◆ **Objective**:
Repeat the whole of the data, keeping every detail the same.

-- START Entries --

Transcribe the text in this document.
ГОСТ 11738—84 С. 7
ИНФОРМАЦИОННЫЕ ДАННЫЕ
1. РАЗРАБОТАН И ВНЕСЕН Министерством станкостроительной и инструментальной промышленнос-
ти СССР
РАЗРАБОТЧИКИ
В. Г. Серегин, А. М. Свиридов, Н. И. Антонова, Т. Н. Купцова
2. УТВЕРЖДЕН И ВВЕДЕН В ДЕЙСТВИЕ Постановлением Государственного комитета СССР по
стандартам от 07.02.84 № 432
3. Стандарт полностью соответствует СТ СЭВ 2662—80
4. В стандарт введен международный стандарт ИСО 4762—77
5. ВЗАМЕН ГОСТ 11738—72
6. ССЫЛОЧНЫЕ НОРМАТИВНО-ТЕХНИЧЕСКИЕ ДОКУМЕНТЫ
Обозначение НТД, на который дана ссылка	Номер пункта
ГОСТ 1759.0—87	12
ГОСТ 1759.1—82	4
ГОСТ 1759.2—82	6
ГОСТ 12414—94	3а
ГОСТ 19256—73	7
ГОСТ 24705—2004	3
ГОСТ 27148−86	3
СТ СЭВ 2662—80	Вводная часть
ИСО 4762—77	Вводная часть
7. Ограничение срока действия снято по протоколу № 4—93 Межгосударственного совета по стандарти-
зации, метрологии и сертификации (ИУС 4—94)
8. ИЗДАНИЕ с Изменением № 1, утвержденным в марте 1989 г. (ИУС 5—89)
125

-- END Entries --

◆ **Solution below**:
Transcribe the text in this document.
ГОСТ 11738—84 С. 7
ИНФОРМАЦИОННЫЕ ДАННЫЕ
1. РАЗРАБОТАН И ВНЕСЕН Министерством станкостроительной и инструментальной промышленнос-
ти СССР
РАЗРАБОТЧИКИ
В. Г. Серегин, А. М. Свиридов, Н. И. Антонова, Т. Н. Купцова
2. УТВЕРЖДЕН И ВВЕДЕН В ДЕЙСТВИЕ Постановлением Государственного комитета СССР по
стандартам от 07.02.84 № 432
3. Стандарт полностью соответствует СТ СЭВ 2662—80
4. В стандарт введен международный стандарт ИСО 4762—77
5. ВЗАМЕН ГОСТ 11738—72
6. ССЫЛОЧНЫЕ НОРМАТИВНО-ТЕХНИЧЕСКИЕ ДОКУМЕНТЫ
Обозначение НТД, на который дана ссылка	Номер пункта
ГОСТ 1759.0—87	12
ГОСТ 1759.1—82	4
ГОСТ 1759.2—82	6
ГОСТ 12414—94	3а
ГОСТ 19256—73	7
ГОСТ 24705—2004	3
ГОСТ 27148−86	3
СТ СЭВ 2662—80	Вводная часть
ИСО 4762—77	Вводная часть
7. Ограничение срока действия снято по протоколу № 4—93 Межгосударственного совета по стандарти-
зации, метрологии и сертификации (ИУС 4—94)
8. ИЗДАНИЕ с Изменением № 1, утвержденным в марте 1989 г. (ИУС 5—89)
125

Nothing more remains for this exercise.